> PROBLÈME COURT:
Répondez aux questions suivantes à partir du texte sur la rétention en Guyane :
1. Combien de places compte le centre de rétention administrative mentionné ?
2. Combien de migrants placés en rétention ont été reconduits en 2009 ?
3. Quel caractère le texte attribue-t-il au recours contre les mesures d'éloignement ?

> TEXTE DE LA PAGE:
Une frénésie de reconduites à laquelle tous les moyens sont donnés
Une frénésie de reconduites à laquelle tous les moyens sont donnés
5373 migrants placés en rétention dont 3680 reconduits en 2009, pour un centre de rétention administrative (CRA) de 38 places. Une moyenne annuelle de 15 arrivées et de 10 départs quotidiens. Voici, pêle-mêle, quelques uns des chiffres-clés de la rétention en Guyane, qui en disent long sur un système qui semble, à première vue, bien huilé. Une vraie machine à reconduites. Ces chiffres, exceptionnels comparés à ceux des centres de rétention métropolitains, ont été rendus possibles par la mise en place d’un dispositif législatif d’exception, justifié par le législateur par la nécessité de lutter contre une immigration clandestine particulièrement importante en Outre mer.
Ces dérogations prévoient, pour les plus notables, que le recours contre les mesures d’éloignement est non suspensif[1] et que les interpellations peuvent s’effectuer sans motif et sans réquisition du procureur dans la plus grande partie fluviale et routière de la Guyane[2].

> EXTRAITS DE DONNÉES:
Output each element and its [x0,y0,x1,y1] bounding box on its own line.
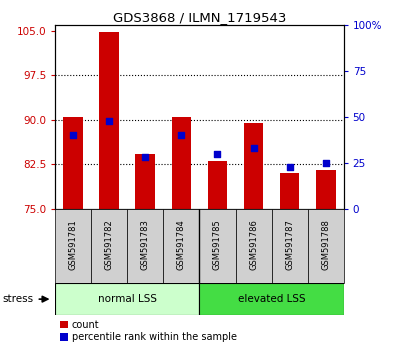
Text: elevated LSS: elevated LSS [238,294,305,304]
Text: stress: stress [2,294,33,304]
Text: GSM591788: GSM591788 [321,219,330,270]
Bar [55,209,91,283]
Title: GDS3868 / ILMN_1719543: GDS3868 / ILMN_1719543 [113,11,286,24]
Point [322,160,329,166]
Bar [208,161,228,209]
Bar [91,209,127,283]
Point [178,132,184,138]
Bar [64,117,83,209]
Bar [171,117,191,209]
Text: GSM591786: GSM591786 [249,219,258,270]
Bar [135,154,155,209]
Text: GSM591783: GSM591783 [141,219,150,270]
Bar [316,170,335,209]
Bar [199,209,235,283]
Bar [272,209,308,283]
Text: GSM591781: GSM591781 [69,219,78,270]
Point [142,154,149,160]
Bar [280,173,299,209]
Bar [199,283,344,315]
Text: GSM591787: GSM591787 [285,219,294,270]
Legend: count, percentile rank within the sample: count, percentile rank within the sample [60,320,237,342]
Point [106,118,113,123]
Bar [244,123,263,209]
Point [70,132,77,138]
Bar [55,283,199,315]
Text: normal LSS: normal LSS [98,294,157,304]
Bar [127,209,164,283]
Point [250,145,257,151]
Point [214,151,221,156]
Text: GSM591782: GSM591782 [105,219,114,270]
Bar [235,209,272,283]
Text: GSM591784: GSM591784 [177,219,186,270]
Text: GSM591785: GSM591785 [213,219,222,270]
Bar [100,32,119,209]
Bar [308,209,344,283]
Point [286,164,293,169]
Bar [164,209,199,283]
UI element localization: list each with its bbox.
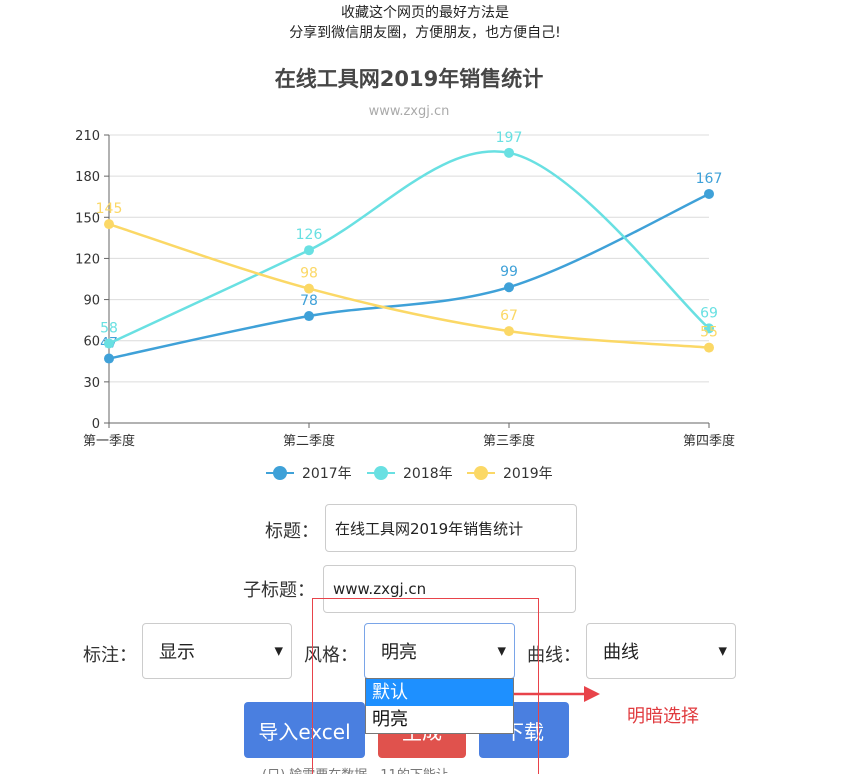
- data-label: 145: [96, 201, 123, 217]
- data-point: [104, 338, 114, 349]
- data-label: 98: [300, 266, 318, 282]
- annotation-select-value: 显示: [159, 642, 195, 663]
- style-select[interactable]: 明亮 ▼: [364, 623, 515, 679]
- series-line: [108, 222, 710, 349]
- y-tick-label: 60: [83, 335, 100, 350]
- data-point: [704, 188, 714, 199]
- data-point: [504, 326, 514, 337]
- legend-marker: [374, 466, 388, 480]
- annotation-select[interactable]: 显示 ▼: [142, 623, 292, 679]
- data-label: 197: [496, 130, 523, 146]
- series-line: [108, 192, 710, 360]
- title-label: 标题：: [265, 521, 319, 542]
- x-tick-label: 第二季度: [283, 433, 335, 449]
- bottom-hint-text: (只) 输需要在数据，11的下能让: [262, 764, 449, 774]
- data-label: 78: [300, 293, 318, 309]
- data-label: 167: [696, 171, 723, 187]
- curve-select-value: 曲线: [603, 642, 639, 663]
- legend-label: 2019年: [503, 466, 553, 482]
- data-label: 99: [500, 264, 518, 280]
- data-label: 126: [296, 227, 323, 243]
- title-input[interactable]: 在线工具网2019年销售统计: [325, 504, 577, 552]
- x-tick-label: 第三季度: [483, 433, 535, 449]
- annotation-label: 标注：: [83, 645, 137, 666]
- data-point: [104, 353, 114, 364]
- y-tick-label: 0: [92, 417, 100, 432]
- legend-marker: [474, 466, 488, 480]
- notice-line-2: 分享到微信朋友圈，方便朋友，也方便自己!: [289, 25, 561, 41]
- chart-title: 在线工具网2019年销售统计: [275, 67, 543, 91]
- y-tick-label: 150: [75, 211, 100, 226]
- annotation-note: 明暗选择: [627, 706, 699, 727]
- chevron-down-icon: ▼: [718, 644, 727, 658]
- data-point: [704, 323, 714, 334]
- data-point: [504, 147, 514, 158]
- y-tick-label: 180: [75, 170, 100, 185]
- y-tick-label: 30: [83, 376, 100, 391]
- style-option-default[interactable]: 默认: [366, 679, 513, 706]
- series-line: [108, 150, 710, 345]
- annotation-arrow-icon: [514, 686, 600, 702]
- curve-select[interactable]: 曲线 ▼: [586, 623, 736, 679]
- legend-label: 2017年: [302, 466, 352, 482]
- data-point: [504, 282, 514, 293]
- data-point: [304, 311, 314, 322]
- data-label: 69: [700, 305, 718, 321]
- chevron-down-icon: ▼: [274, 644, 283, 658]
- data-label: 67: [500, 308, 518, 324]
- subtitle-input[interactable]: www.zxgj.cn: [323, 565, 576, 613]
- y-tick-label: 90: [83, 294, 100, 309]
- style-label: 风格：: [304, 645, 358, 666]
- legend-marker: [273, 466, 287, 480]
- chevron-down-icon: ▼: [497, 644, 506, 658]
- notice-line-1: 收藏这个网页的最好方法是: [341, 5, 509, 21]
- y-tick-label: 120: [75, 252, 100, 267]
- style-select-value: 明亮: [381, 642, 417, 663]
- data-point: [104, 219, 114, 230]
- x-tick-label: 第四季度: [683, 433, 735, 449]
- legend-label: 2018年: [403, 466, 453, 482]
- data-label: 55: [700, 325, 718, 341]
- style-option-bright[interactable]: 明亮: [372, 709, 408, 730]
- data-point: [304, 283, 314, 294]
- style-dropdown-list: 默认 明亮: [365, 678, 514, 734]
- data-label: 58: [100, 320, 118, 336]
- x-tick-label: 第一季度: [83, 433, 135, 449]
- y-tick-label: 210: [75, 129, 100, 144]
- subtitle-label: 子标题：: [243, 580, 315, 601]
- data-point: [704, 342, 714, 353]
- curve-label: 曲线：: [527, 645, 581, 666]
- chart-subtitle: www.zxgj.cn: [369, 104, 450, 119]
- sales-line-chart: 在线工具网2019年销售统计 www.zxgj.cn 0 30 60 90 120 150 18…: [75, 67, 735, 482]
- import-excel-button[interactable]: 导入excel: [244, 702, 365, 758]
- data-point: [304, 245, 314, 256]
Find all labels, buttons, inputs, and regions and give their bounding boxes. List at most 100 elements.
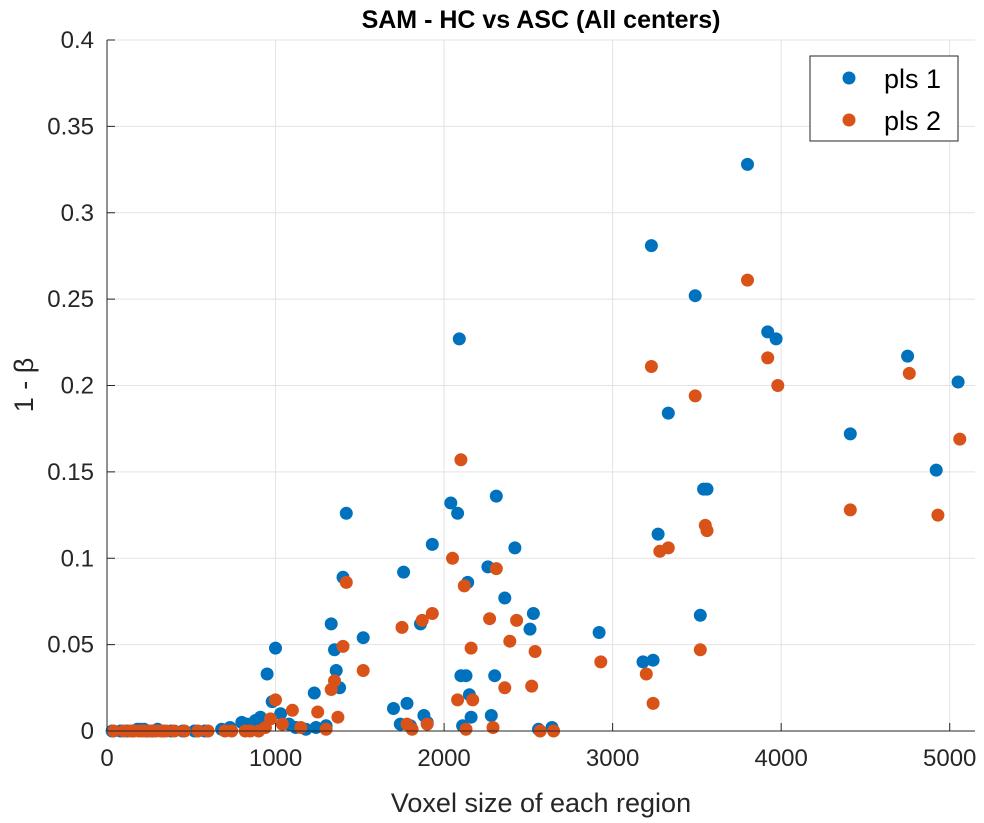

> RÉSULTAT CI-DESSOUS:
1. Il compte 38 places.
2. 3680 migrants ont été reconduits.
3. Ce recours est non suspensif.